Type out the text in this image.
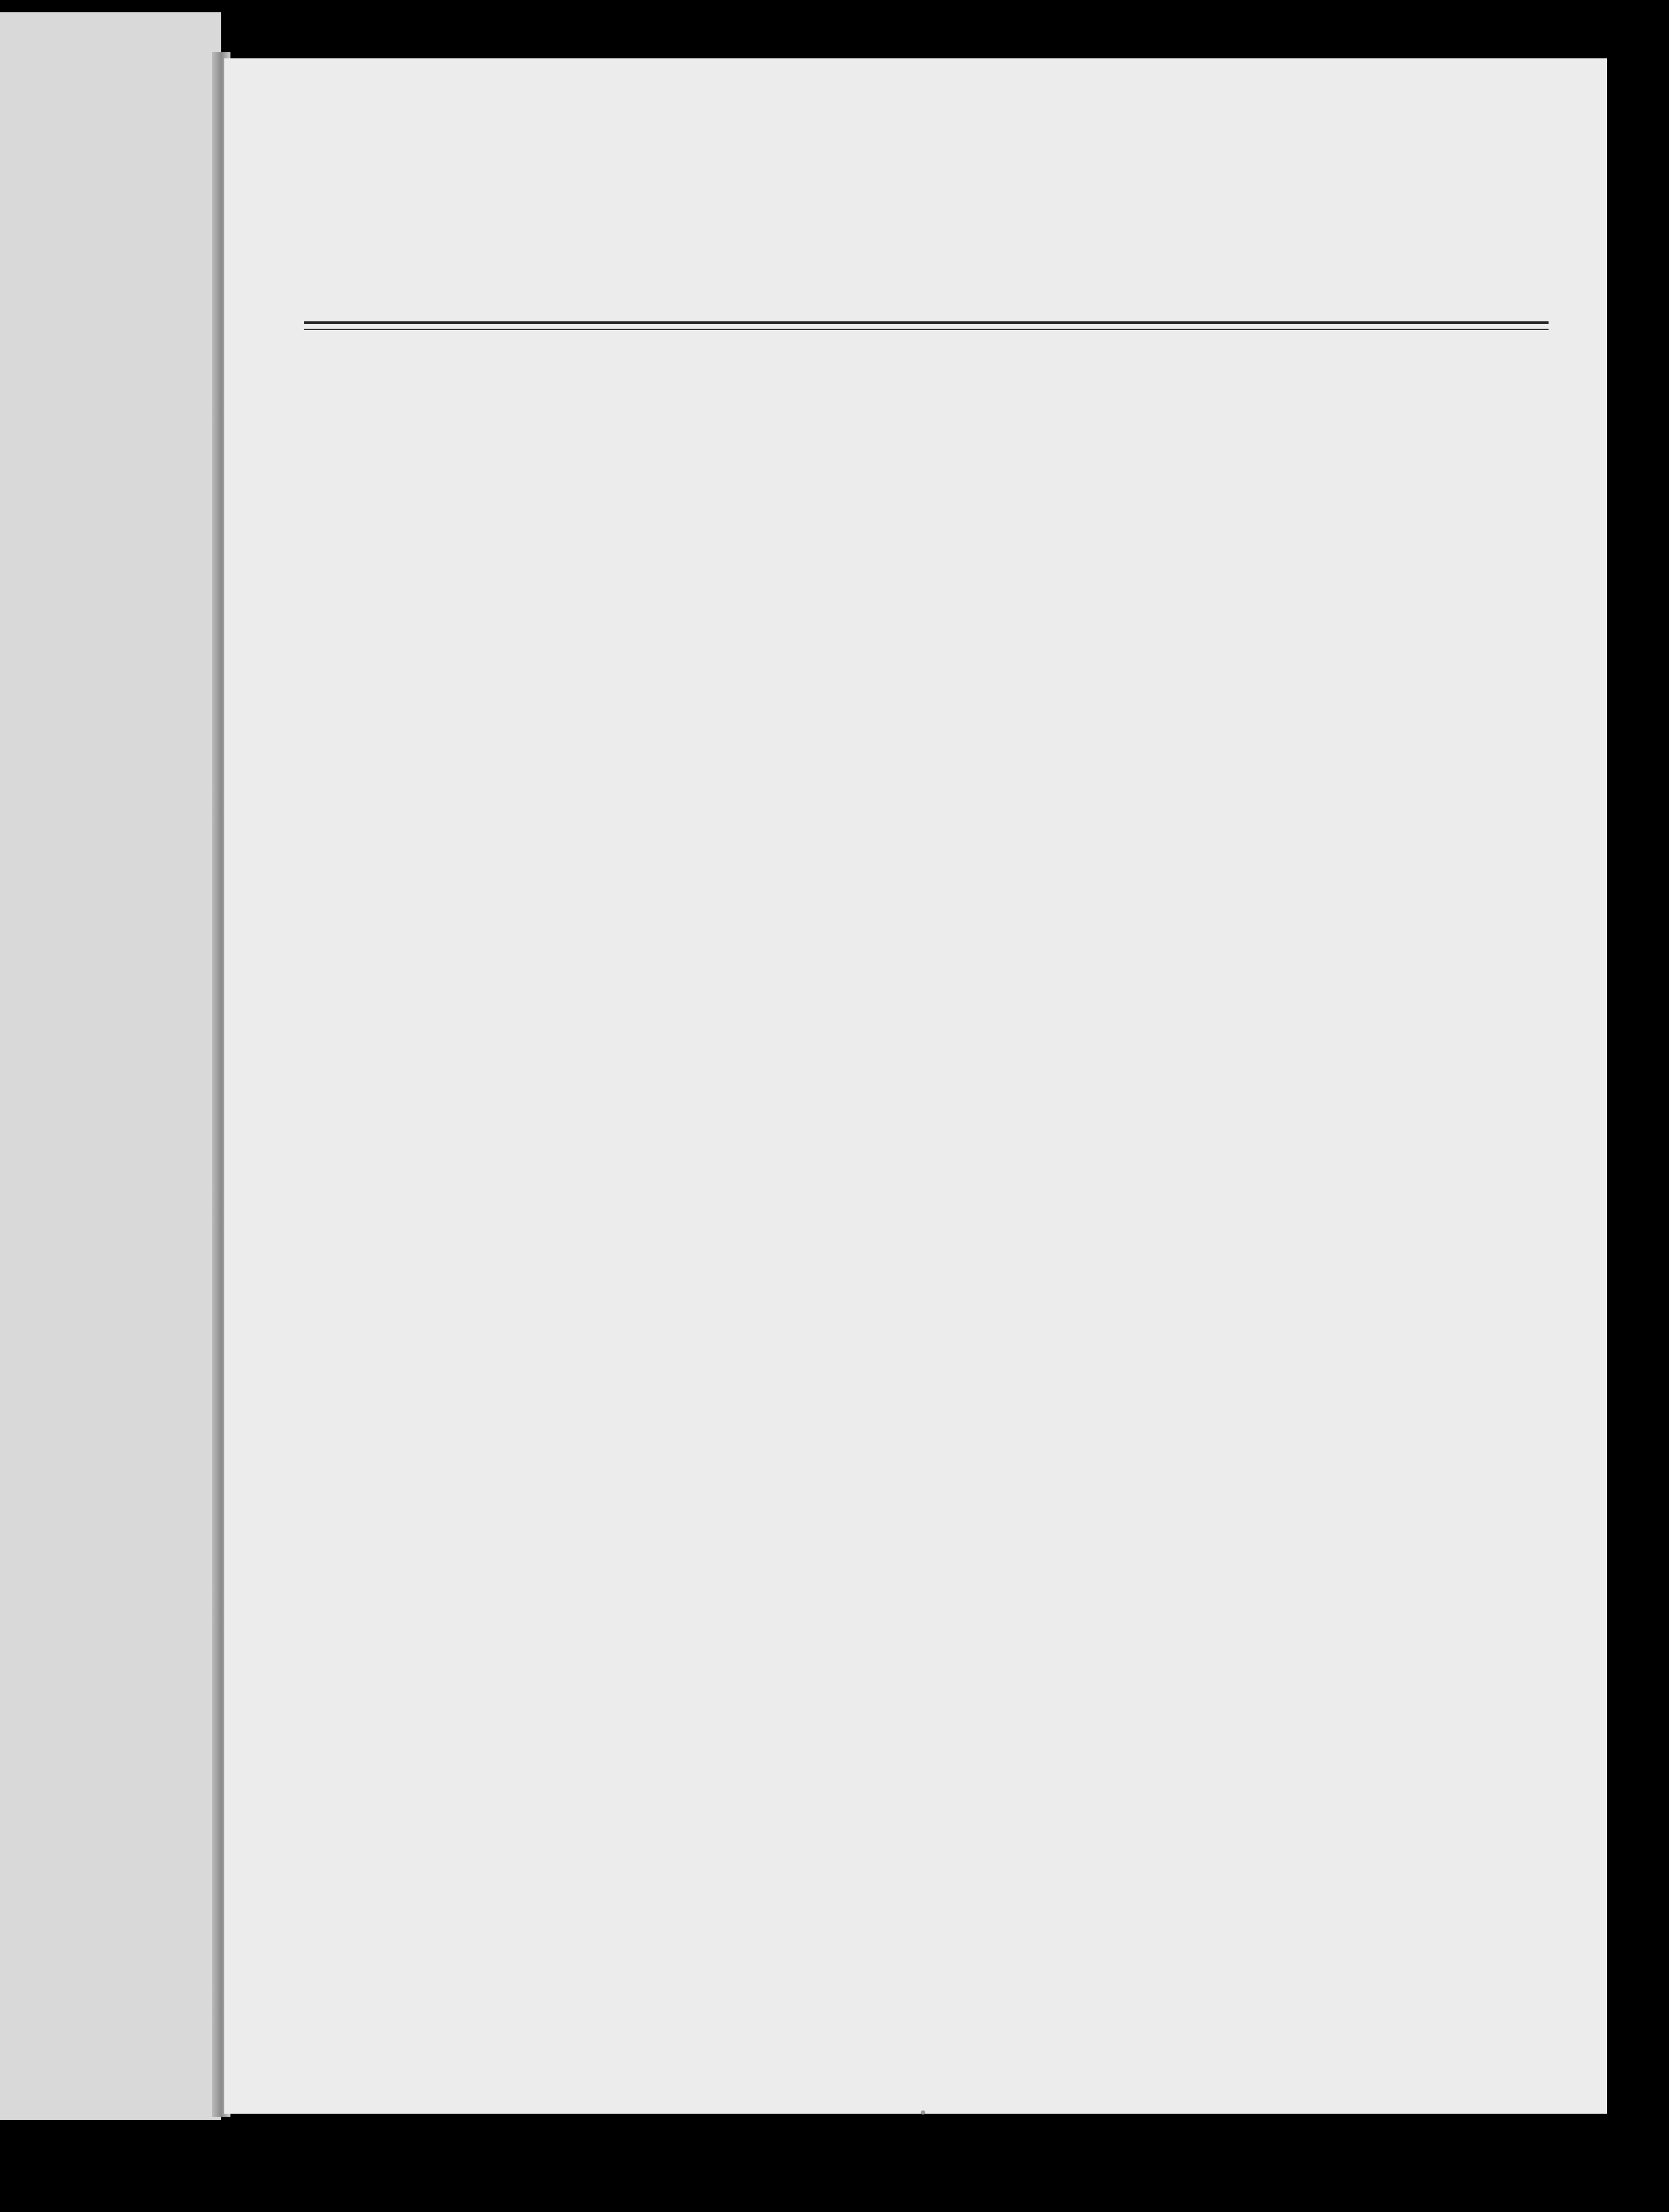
•
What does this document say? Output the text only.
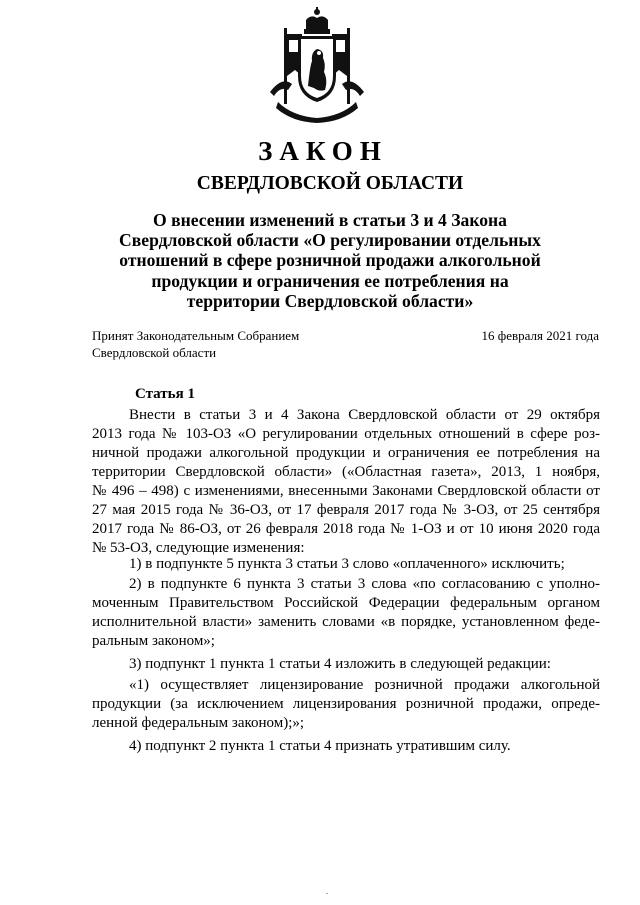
ЗАКОН
СВЕРДЛОВСКОЙ ОБЛАСТИ
О внесении изменений в статьи 3 и 4 Закона
Свердловской области «О регулировании отдельных
отношений в сфере розничной продажи алкогольной
продукции и ограничения ее потребления на
территории Свердловской области»
Принят Законодательным Собранием
Свердловской области
16 февраля 2021 года
Статья 1
Внести в статьи 3 и 4 Закона Свердловской области от 29 октября
2013 года № 103-ОЗ «О регулировании отдельных отношений в сфере роз-
ничной продажи алкогольной продукции и ограничения ее потребления на
территории Свердловской области» («Областная газета», 2013, 1 ноября,
№ 496 – 498) с изменениями, внесенными Законами Свердловской области от
27 мая 2015 года № 36-ОЗ, от 17 февраля 2017 года № 3-ОЗ, от 25 сентября
2017 года № 86-ОЗ, от 26 февраля 2018 года № 1-ОЗ и от 10 июня 2020 года
№ 53-ОЗ, следующие изменения:
1) в подпункте 5 пункта 3 статьи 3 слово «оплаченного» исключить;
2) в подпункте 6 пункта 3 статьи 3 слова «по согласованию с уполно-
моченным Правительством Российской Федерации федеральным органом
исполнительной власти» заменить словами «в порядке, установленном феде-
ральным законом»;
3) подпункт 1 пункта 1 статьи 4 изложить в следующей редакции:
«1) осуществляет лицензирование розничной продажи алкогольной
продукции (за исключением лицензирования розничной продажи, опреде-
ленной федеральным законом);»;
4) подпункт 2 пункта 1 статьи 4 признать утратившим силу.
.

● **Stated goal**:
Of the lines in the material, how many include "территории"? Respond with the number alone.

● **Reply**:
2